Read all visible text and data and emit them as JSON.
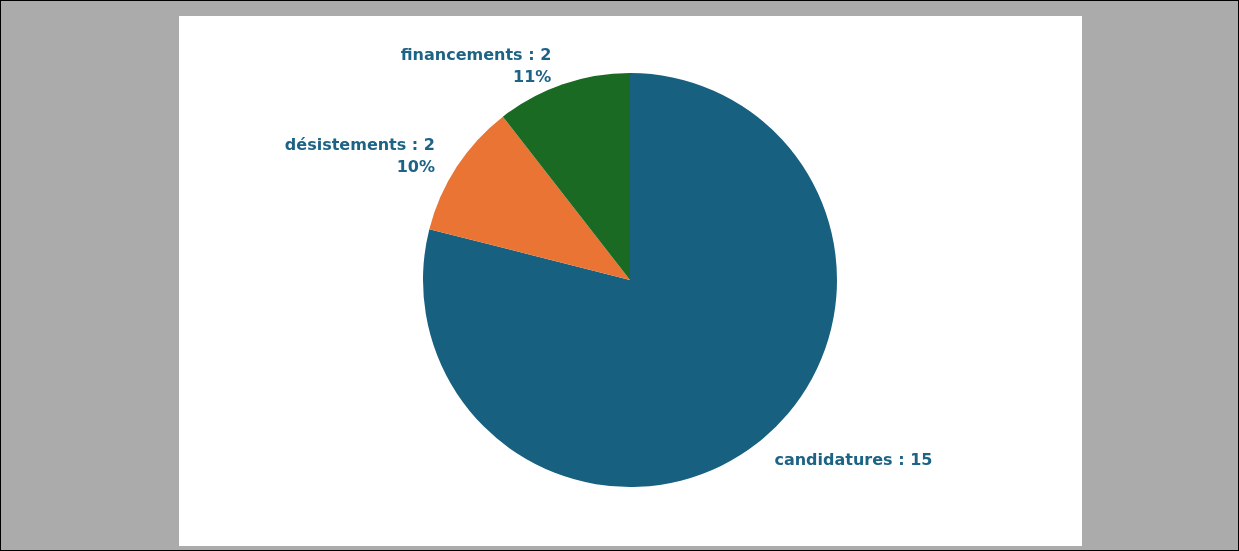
{
  "chart_data": {
    "type": "pie",
    "categories": [
      "candidatures",
      "désistements",
      "financements"
    ],
    "values": [
      15,
      2,
      2
    ],
    "colors": [
      "#17607f",
      "#e97434",
      "#1b6a23"
    ],
    "value_labels": [
      ": 15",
      ": 2\n10%",
      ": 2\n11%"
    ]
  }
}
# # # #
__Requirement__.
Repeat the entries exactly. Pictures are excluded from the copy.

__Worked answer__.
Read all visible text and data and emit them as JSON.
{
  "chart_data": {
    "type": "pie",
    "categories": [
      "candidatures",
      "désistements",
      "financements"
    ],
    "values": [
      15,
      2,
      2
    ],
    "colors": [
      "#17607f",
      "#e97434",
      "#1b6a23"
    ],
    "value_labels": [
      ": 15",
      ": 2\n10%",
      ": 2\n11%"
    ]
  }
}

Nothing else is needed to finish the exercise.